*WHAT YOU HAVE TO DO:* Exactly reproduce all the records, keeping pictures out of the copy.
- - -
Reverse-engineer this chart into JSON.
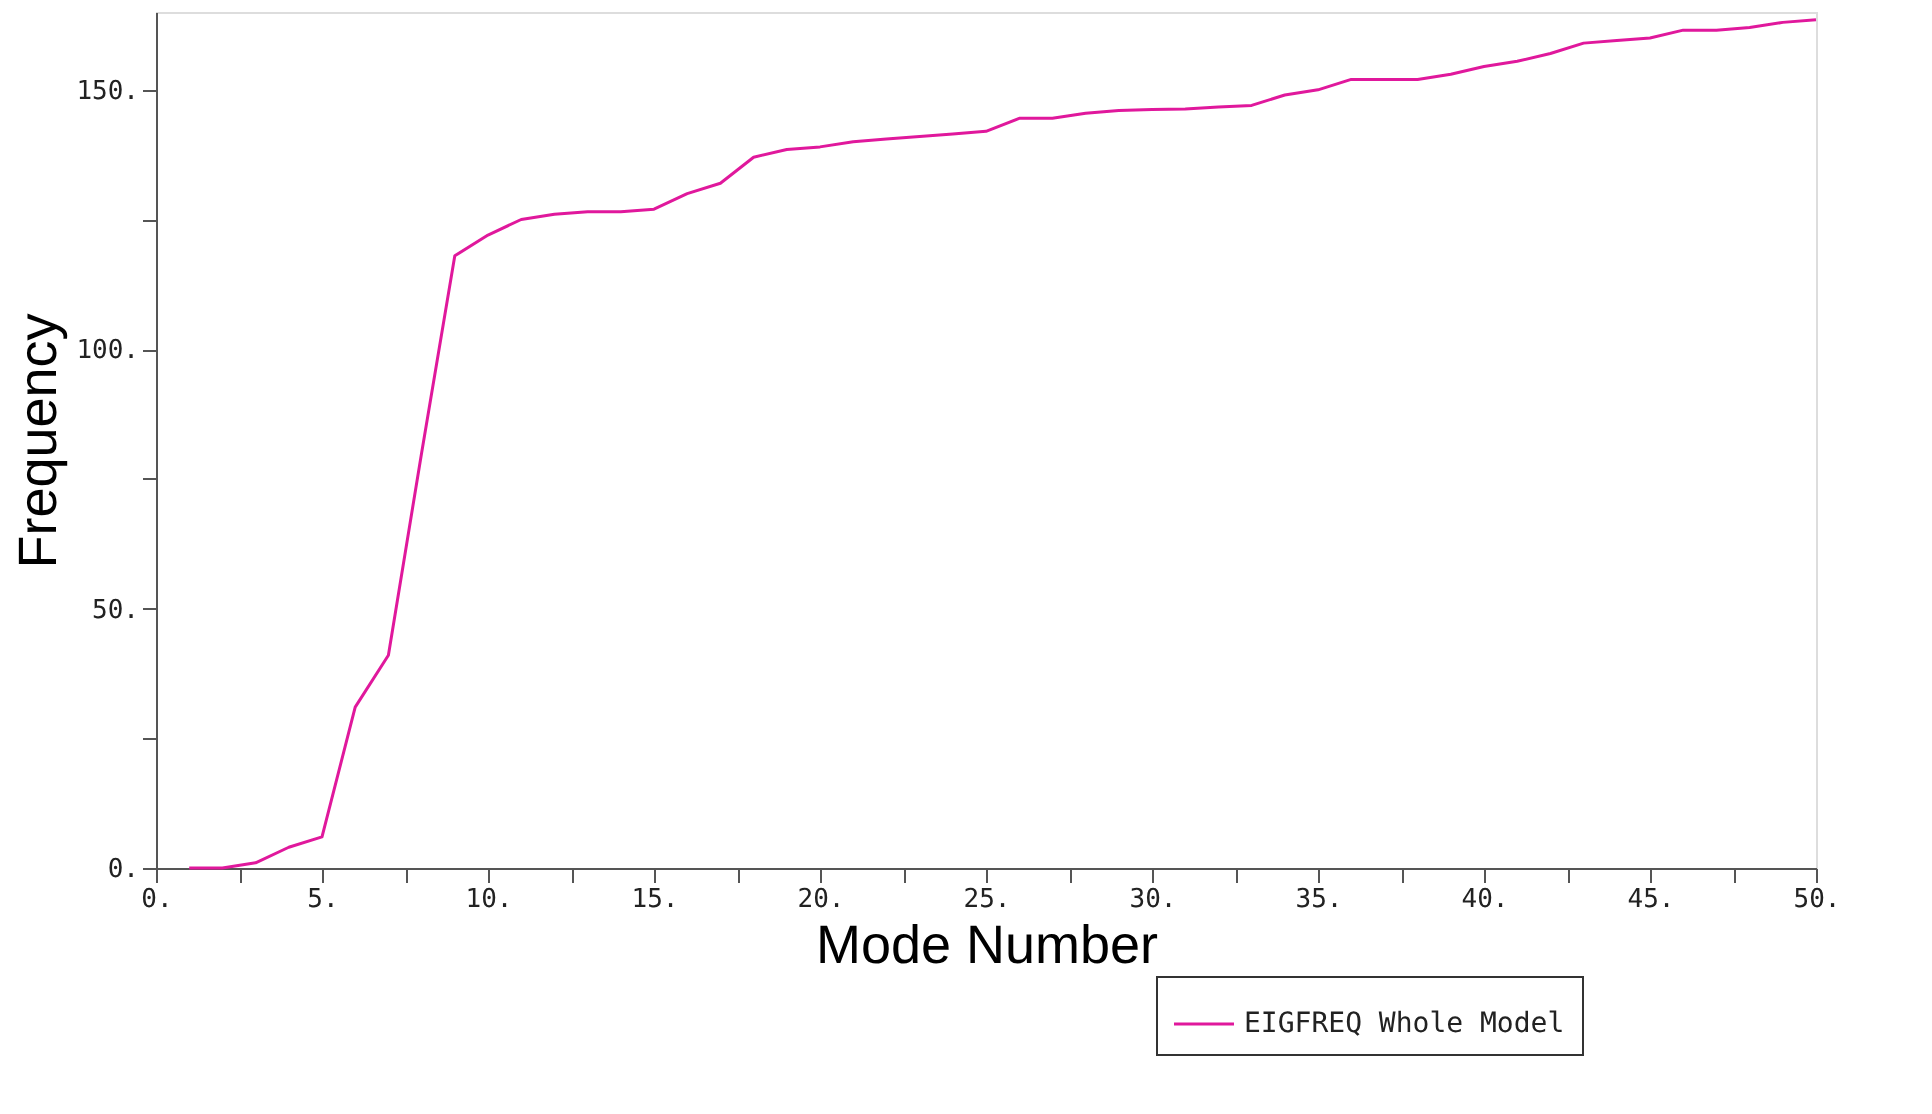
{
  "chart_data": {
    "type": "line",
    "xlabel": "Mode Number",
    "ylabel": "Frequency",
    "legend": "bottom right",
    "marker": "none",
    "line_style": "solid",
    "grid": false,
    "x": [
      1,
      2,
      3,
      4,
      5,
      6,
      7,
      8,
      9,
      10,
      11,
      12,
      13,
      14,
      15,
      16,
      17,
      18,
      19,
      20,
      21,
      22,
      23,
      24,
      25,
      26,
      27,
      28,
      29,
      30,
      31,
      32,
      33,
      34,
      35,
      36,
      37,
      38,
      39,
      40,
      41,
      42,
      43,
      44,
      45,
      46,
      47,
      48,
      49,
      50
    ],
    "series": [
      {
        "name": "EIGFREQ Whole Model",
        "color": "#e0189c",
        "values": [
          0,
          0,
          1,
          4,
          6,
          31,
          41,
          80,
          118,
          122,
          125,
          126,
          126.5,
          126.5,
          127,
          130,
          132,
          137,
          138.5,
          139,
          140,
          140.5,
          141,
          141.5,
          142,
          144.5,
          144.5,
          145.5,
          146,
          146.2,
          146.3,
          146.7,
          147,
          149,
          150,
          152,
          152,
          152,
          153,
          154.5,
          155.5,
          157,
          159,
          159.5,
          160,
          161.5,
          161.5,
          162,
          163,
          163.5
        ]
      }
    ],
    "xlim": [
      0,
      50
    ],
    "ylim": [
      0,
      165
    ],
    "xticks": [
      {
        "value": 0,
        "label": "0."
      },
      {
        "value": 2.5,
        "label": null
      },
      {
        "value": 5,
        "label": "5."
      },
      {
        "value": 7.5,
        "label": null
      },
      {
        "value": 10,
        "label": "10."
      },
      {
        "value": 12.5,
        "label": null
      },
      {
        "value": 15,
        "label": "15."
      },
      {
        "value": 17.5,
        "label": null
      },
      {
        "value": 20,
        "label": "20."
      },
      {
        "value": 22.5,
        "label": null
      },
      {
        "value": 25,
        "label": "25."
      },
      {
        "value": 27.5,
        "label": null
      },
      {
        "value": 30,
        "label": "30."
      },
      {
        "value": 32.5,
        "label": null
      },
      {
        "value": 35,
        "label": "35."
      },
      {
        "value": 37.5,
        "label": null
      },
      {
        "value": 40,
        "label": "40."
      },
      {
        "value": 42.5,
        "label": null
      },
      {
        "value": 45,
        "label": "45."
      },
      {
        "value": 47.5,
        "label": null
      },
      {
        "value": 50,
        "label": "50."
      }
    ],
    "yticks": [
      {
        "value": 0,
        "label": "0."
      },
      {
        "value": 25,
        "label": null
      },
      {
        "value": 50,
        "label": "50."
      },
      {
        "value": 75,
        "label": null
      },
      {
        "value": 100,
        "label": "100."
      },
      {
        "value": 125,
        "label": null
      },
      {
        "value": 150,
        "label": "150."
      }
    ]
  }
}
- - -
*OUTPUT FOR THIS TASK:*
Reverse-engineer this chart into JSON.
{
  "chart_data": {
    "type": "line",
    "xlabel": "Mode Number",
    "ylabel": "Frequency",
    "legend": "bottom right",
    "marker": "none",
    "line_style": "solid",
    "grid": false,
    "x": [
      1,
      2,
      3,
      4,
      5,
      6,
      7,
      8,
      9,
      10,
      11,
      12,
      13,
      14,
      15,
      16,
      17,
      18,
      19,
      20,
      21,
      22,
      23,
      24,
      25,
      26,
      27,
      28,
      29,
      30,
      31,
      32,
      33,
      34,
      35,
      36,
      37,
      38,
      39,
      40,
      41,
      42,
      43,
      44,
      45,
      46,
      47,
      48,
      49,
      50
    ],
    "series": [
      {
        "name": "EIGFREQ Whole Model",
        "color": "#e0189c",
        "values": [
          0,
          0,
          1,
          4,
          6,
          31,
          41,
          80,
          118,
          122,
          125,
          126,
          126.5,
          126.5,
          127,
          130,
          132,
          137,
          138.5,
          139,
          140,
          140.5,
          141,
          141.5,
          142,
          144.5,
          144.5,
          145.5,
          146,
          146.2,
          146.3,
          146.7,
          147,
          149,
          150,
          152,
          152,
          152,
          153,
          154.5,
          155.5,
          157,
          159,
          159.5,
          160,
          161.5,
          161.5,
          162,
          163,
          163.5
        ]
      }
    ],
    "xlim": [
      0,
      50
    ],
    "ylim": [
      0,
      165
    ],
    "xticks": [
      {
        "value": 0,
        "label": "0."
      },
      {
        "value": 2.5,
        "label": null
      },
      {
        "value": 5,
        "label": "5."
      },
      {
        "value": 7.5,
        "label": null
      },
      {
        "value": 10,
        "label": "10."
      },
      {
        "value": 12.5,
        "label": null
      },
      {
        "value": 15,
        "label": "15."
      },
      {
        "value": 17.5,
        "label": null
      },
      {
        "value": 20,
        "label": "20."
      },
      {
        "value": 22.5,
        "label": null
      },
      {
        "value": 25,
        "label": "25."
      },
      {
        "value": 27.5,
        "label": null
      },
      {
        "value": 30,
        "label": "30."
      },
      {
        "value": 32.5,
        "label": null
      },
      {
        "value": 35,
        "label": "35."
      },
      {
        "value": 37.5,
        "label": null
      },
      {
        "value": 40,
        "label": "40."
      },
      {
        "value": 42.5,
        "label": null
      },
      {
        "value": 45,
        "label": "45."
      },
      {
        "value": 47.5,
        "label": null
      },
      {
        "value": 50,
        "label": "50."
      }
    ],
    "yticks": [
      {
        "value": 0,
        "label": "0."
      },
      {
        "value": 25,
        "label": null
      },
      {
        "value": 50,
        "label": "50."
      },
      {
        "value": 75,
        "label": null
      },
      {
        "value": 100,
        "label": "100."
      },
      {
        "value": 125,
        "label": null
      },
      {
        "value": 150,
        "label": "150."
      }
    ]
  }
}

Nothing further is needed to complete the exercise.